Collected data
==================================================
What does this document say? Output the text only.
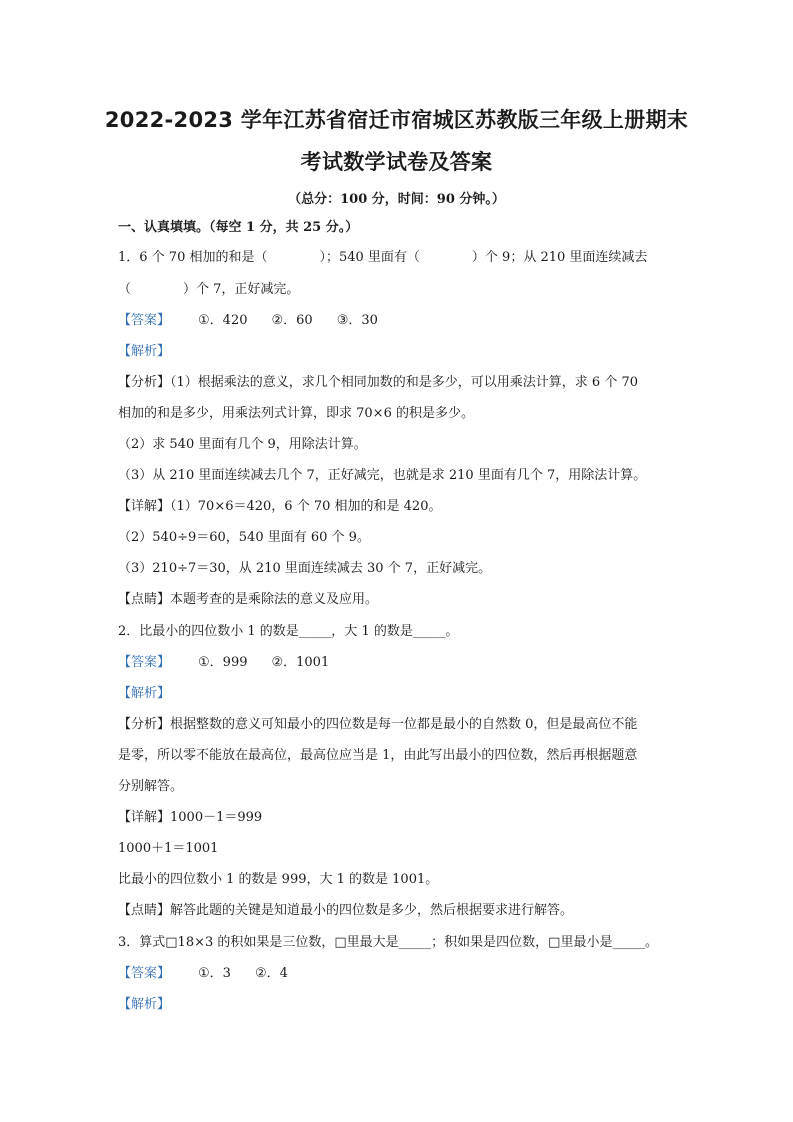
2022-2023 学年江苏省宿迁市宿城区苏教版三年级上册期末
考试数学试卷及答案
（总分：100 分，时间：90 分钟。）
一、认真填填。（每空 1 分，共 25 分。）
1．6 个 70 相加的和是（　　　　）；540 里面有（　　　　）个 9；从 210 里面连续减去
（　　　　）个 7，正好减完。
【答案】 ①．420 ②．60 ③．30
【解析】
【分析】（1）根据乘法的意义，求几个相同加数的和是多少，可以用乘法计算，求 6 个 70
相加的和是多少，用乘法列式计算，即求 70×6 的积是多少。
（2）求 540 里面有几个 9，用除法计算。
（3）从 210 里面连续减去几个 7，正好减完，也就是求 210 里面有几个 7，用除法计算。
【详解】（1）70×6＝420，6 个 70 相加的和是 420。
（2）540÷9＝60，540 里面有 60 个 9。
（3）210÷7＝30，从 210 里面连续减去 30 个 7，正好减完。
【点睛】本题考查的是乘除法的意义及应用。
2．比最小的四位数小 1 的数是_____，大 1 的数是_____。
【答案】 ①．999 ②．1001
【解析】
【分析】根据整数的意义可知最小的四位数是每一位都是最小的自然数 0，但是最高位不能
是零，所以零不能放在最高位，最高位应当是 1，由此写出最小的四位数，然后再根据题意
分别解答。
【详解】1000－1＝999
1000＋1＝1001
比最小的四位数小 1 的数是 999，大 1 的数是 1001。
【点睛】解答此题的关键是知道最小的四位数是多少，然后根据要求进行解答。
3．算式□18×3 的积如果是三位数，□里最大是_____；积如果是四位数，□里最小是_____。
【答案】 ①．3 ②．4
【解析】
==================================================
> DESCRIPTION OF THE TASK:
Without the pictures, restate all the entries above exactly.

> COMPLETED TASK:
What does this document say? Output the text only.
2022-2023 学年江苏省宿迁市宿城区苏教版三年级上册期末
考试数学试卷及答案
（总分：100 分，时间：90 分钟。）
一、认真填填。（每空 1 分，共 25 分。）
1．6 个 70 相加的和是（　　　　）；540 里面有（　　　　）个 9；从 210 里面连续减去
（　　　　）个 7，正好减完。
【答案】 ①．420 ②．60 ③．30
【解析】
【分析】（1）根据乘法的意义，求几个相同加数的和是多少，可以用乘法计算，求 6 个 70
相加的和是多少，用乘法列式计算，即求 70×6 的积是多少。
（2）求 540 里面有几个 9，用除法计算。
（3）从 210 里面连续减去几个 7，正好减完，也就是求 210 里面有几个 7，用除法计算。
【详解】（1）70×6＝420，6 个 70 相加的和是 420。
（2）540÷9＝60，540 里面有 60 个 9。
（3）210÷7＝30，从 210 里面连续减去 30 个 7，正好减完。
【点睛】本题考查的是乘除法的意义及应用。
2．比最小的四位数小 1 的数是_____，大 1 的数是_____。
【答案】 ①．999 ②．1001
【解析】
【分析】根据整数的意义可知最小的四位数是每一位都是最小的自然数 0，但是最高位不能
是零，所以零不能放在最高位，最高位应当是 1，由此写出最小的四位数，然后再根据题意
分别解答。
【详解】1000－1＝999
1000＋1＝1001
比最小的四位数小 1 的数是 999，大 1 的数是 1001。
【点睛】解答此题的关键是知道最小的四位数是多少，然后根据要求进行解答。
3．算式□18×3 的积如果是三位数，□里最大是_____；积如果是四位数，□里最小是_____。
【答案】 ①．3 ②．4
【解析】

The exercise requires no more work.